=== TEXT SHOWN ===

In January 2024, it was reported that Goth was being sued by background actor James Hunter, who played a corpse on set, for allegedly kicking him intentionally in the head and then taunting him about it. The suit also includes a wrongful termination claim against A24 and West.

==Marketing==
On September 13, 2022, a teaser trailer announcing a sequel to X, titled MaXXXine, was released shortly following the premiere of Pearl at the 2022 Toronto International Film Festival. It featured the 1984 synth-pop song "Obsession" by Animotion. Scott Wampler of Fangoria was delighted by the surprise announcement and called the teaser "pitch-perfect, hall of fame–level."

On May 1, 2023, a first-look image of Goth and Halsey in costume as their respective characters was shared on A24's and the film's social media accounts. They were captioned "The life she deserves", referencing the personal mantra spoken throughout X by Maxine. Glenn Rowley of Billboard noted Goth's dramatic costume shift from her "Little House on the Prairie–esque look" to a "tousled blonde mane and iridescent green windbreaker."

==Music==
Tyler Bates composed the film's score, as he did for X and Pearl. With MaXXXine's score, Bates aimed to create a "bespoke" atmosphere with synthesizers and vocal manipulation, as well as various instruments brought together to create an "unorthodox" sound, with primary focus on the saxophone. It was released alongside the film on July 5, 2024, by A24 Music. The film also uses several songs from its time period as its soundtrack, such as "Gimme All Your Lovin'" by ZZ Top, "In My House" by The Mary Jane Girls, "Welcome to the Pleasuredome" by Frankie Goes to Hollywood, "Obsession" by Animotion, "St. Elmo's Fire (Man in Motion)" by John Parr, and "Bette Davis Eyes" by Kim Carnes.

==Release==
MaXXXine had its premiere at the TCL Chinese Theatre in Los Angeles on June 24, 2024. It was released in the United States by A24 on July 5, 2024.

===Home media===
The film was released on VOD on August 2, 2024. It was released on Blu-ray and 4K Ultra HD on October 8, 2024 by Lionsgate Home Entertainment. It was the final A24 film to be released on physical media by Lionsgate, as their home video partnership quietly ended some time after, leading A24 to switch to in-house production for their subsequent disc releases. The film was once again released on Blu-ray and 4K Ultra HD on October 21, 2025 by A24, as part of a trilogy set along with X and Pearl.

=== USING THE INFORMATION ===
**A)** Answer these questions about the MaXXXine text:
(i) Who composed the film's score?
(ii) Where did the film have its premiere?
(iii) Which company released the film on Blu-ray and 4K Ultra HD on October 8, 2024?
**B)** For each statement, say whether it agrees with the MaXXXine text, and quote the words that decide it.
(i) The teaser trailer featured a song by Animotion.
(ii) The film came out on VOD before its release in United States theaters.
(iii) The first-look image showed Goth and Halsey in costume.
**C)** Resume the MaXXXine text after its last sentence.
The records can be set aside; nothing here depends on them.

=== SOURCE INFORMATION ===
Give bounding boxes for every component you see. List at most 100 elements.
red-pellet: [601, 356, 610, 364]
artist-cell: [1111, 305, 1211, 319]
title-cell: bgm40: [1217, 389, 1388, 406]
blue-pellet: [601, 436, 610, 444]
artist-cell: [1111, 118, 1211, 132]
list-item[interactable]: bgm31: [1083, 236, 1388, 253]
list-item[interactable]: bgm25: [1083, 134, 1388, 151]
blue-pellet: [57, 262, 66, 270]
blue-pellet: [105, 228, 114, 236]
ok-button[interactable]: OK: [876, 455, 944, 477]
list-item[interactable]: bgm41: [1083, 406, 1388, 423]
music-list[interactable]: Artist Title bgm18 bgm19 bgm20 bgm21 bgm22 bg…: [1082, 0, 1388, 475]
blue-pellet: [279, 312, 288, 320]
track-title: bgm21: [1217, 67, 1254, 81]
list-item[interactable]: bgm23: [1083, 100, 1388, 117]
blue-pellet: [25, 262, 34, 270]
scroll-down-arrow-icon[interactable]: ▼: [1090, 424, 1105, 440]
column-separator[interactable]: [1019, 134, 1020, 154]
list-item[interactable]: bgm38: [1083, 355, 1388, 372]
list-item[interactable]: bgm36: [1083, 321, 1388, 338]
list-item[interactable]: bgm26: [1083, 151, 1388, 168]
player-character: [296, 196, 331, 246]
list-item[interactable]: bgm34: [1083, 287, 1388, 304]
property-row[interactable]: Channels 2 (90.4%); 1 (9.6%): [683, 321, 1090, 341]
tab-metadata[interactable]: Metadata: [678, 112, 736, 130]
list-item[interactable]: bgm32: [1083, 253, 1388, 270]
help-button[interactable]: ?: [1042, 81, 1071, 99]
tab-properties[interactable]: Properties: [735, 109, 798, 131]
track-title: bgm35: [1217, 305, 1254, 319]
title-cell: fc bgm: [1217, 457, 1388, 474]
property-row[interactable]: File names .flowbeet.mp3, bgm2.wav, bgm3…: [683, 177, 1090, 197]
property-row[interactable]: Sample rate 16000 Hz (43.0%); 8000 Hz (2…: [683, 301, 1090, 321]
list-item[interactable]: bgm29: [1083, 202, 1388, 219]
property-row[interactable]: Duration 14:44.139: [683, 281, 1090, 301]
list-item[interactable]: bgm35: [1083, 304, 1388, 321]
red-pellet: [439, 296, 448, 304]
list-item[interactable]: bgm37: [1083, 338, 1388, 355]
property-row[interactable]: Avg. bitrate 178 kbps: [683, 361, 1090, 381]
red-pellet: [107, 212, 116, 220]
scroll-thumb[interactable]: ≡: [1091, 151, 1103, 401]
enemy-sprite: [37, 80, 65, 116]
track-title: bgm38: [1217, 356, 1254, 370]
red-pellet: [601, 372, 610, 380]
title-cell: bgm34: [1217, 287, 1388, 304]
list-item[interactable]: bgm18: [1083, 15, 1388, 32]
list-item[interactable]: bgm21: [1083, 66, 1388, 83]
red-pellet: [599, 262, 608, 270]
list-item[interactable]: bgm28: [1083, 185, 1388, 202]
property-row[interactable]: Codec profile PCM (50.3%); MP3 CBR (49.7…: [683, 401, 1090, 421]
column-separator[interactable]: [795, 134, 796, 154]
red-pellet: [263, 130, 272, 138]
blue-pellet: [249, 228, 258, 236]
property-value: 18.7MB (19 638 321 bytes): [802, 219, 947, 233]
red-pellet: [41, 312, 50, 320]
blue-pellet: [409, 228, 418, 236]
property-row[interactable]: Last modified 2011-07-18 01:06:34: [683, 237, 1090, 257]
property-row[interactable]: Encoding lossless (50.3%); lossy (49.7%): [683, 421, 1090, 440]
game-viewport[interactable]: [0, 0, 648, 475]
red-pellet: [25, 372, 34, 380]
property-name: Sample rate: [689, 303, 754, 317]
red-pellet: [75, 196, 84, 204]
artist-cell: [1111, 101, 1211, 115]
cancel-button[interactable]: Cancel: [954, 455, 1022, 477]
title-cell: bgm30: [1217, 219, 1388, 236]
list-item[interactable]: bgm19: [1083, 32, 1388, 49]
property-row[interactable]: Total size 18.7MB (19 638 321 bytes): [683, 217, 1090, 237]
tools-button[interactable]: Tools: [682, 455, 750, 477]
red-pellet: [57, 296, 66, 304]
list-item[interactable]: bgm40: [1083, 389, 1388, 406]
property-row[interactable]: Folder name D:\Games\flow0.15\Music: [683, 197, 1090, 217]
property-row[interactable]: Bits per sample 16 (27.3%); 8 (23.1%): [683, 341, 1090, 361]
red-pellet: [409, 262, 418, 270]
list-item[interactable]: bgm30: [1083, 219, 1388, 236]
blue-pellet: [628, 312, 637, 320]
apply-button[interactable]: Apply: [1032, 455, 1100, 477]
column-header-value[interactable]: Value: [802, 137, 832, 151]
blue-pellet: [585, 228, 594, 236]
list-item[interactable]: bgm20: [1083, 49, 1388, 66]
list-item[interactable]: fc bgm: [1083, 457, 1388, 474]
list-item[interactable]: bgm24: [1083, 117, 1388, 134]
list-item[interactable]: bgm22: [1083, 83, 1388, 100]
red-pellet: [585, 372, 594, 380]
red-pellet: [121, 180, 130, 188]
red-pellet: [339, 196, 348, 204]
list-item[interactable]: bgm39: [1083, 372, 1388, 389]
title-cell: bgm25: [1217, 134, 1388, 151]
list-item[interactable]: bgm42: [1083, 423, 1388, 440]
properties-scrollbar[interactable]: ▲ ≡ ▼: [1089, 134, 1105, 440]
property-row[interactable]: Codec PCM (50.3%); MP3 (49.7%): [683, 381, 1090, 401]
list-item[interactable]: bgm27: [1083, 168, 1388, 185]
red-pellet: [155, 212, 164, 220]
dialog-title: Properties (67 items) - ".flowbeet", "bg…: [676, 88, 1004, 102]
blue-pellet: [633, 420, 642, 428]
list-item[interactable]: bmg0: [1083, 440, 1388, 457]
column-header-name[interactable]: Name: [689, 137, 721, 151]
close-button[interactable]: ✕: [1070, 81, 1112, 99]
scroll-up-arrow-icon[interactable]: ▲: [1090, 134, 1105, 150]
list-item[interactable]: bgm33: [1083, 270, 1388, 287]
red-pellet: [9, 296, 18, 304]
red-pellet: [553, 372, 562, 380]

=== PER-TASK ANSWERS ===
**A)**
(i) Tyler Bates
(ii) The TCL Chinese Theatre in Los Angeles
(iii) Lionsgate Home Entertainment

**B)**
(i) Yes: "It featured the 1984 synth-pop song "Obsession" by Animotion."
(ii) No: "It was released in the United States by A24 on July 5, 2024." and "The film was released on VOD on August 2, 2024."
(iii) Yes: "a first-look image of Goth and Halsey in costume as their respective characters was shared on A24's and the film's social media accounts."

**C)**
==Reception==
=== Box office ===
MaXXXine grossed $15.1 million in the United States and Canada, and $6.9 million in other territories, for a worldwide total of $22 million.

In the United States and Canada, MaXXXine was projected to gross around $7 million from 2,200 theaters in its opening weekend. The film made $3.1 million on its first day, and went on to debut to $6.7 million, finishing in fourth.

===Critical response===
Variety reported that the reviews leaned towards positive, while Uproxx described them as mixed. Metacritic, which uses a weighted average, assigned the film a score of 64 out of 100, based on 50 critics, indicating "generally favorable" reviews. Audiences polled by CinemaScore gave the film an average grade of "B" on an A+ to F scale (up from Pearl's "B-"), while those polled by PostTrak gave the film a 76% positive score, with 59% saying they would definitely recommend it.

=== Accolades ===

| Award | Date of ceremony | Category | Nominee(s) | Result | Ref. |
|---|---|---|---|---|---|
| Saturn Awards | February 2, 2025 | Best Independent Film | MaXXXine | Nominated |  |
| Make-Up Artists and Hair Stylists Guild Awards | February 15, 2025 | Best Period and/or Character Make-Up | Sarah Rubano, Mandy Artusato, Akiko Matsumoto | Nominated |  |

==Future==
MaXXXine was originally developed as the end of the X trilogy; however Ti West later stated in February 2024 that he has plans for a fourth film, which would depend on the third film's reception. In May 2024, West confirmed that he was working on a fourth film and that he may develop it as his next project. However, in August 2024, during a Reddit AMA, he stated that he is "happy with where [he] left it" and that MaXXXine is the end of the series.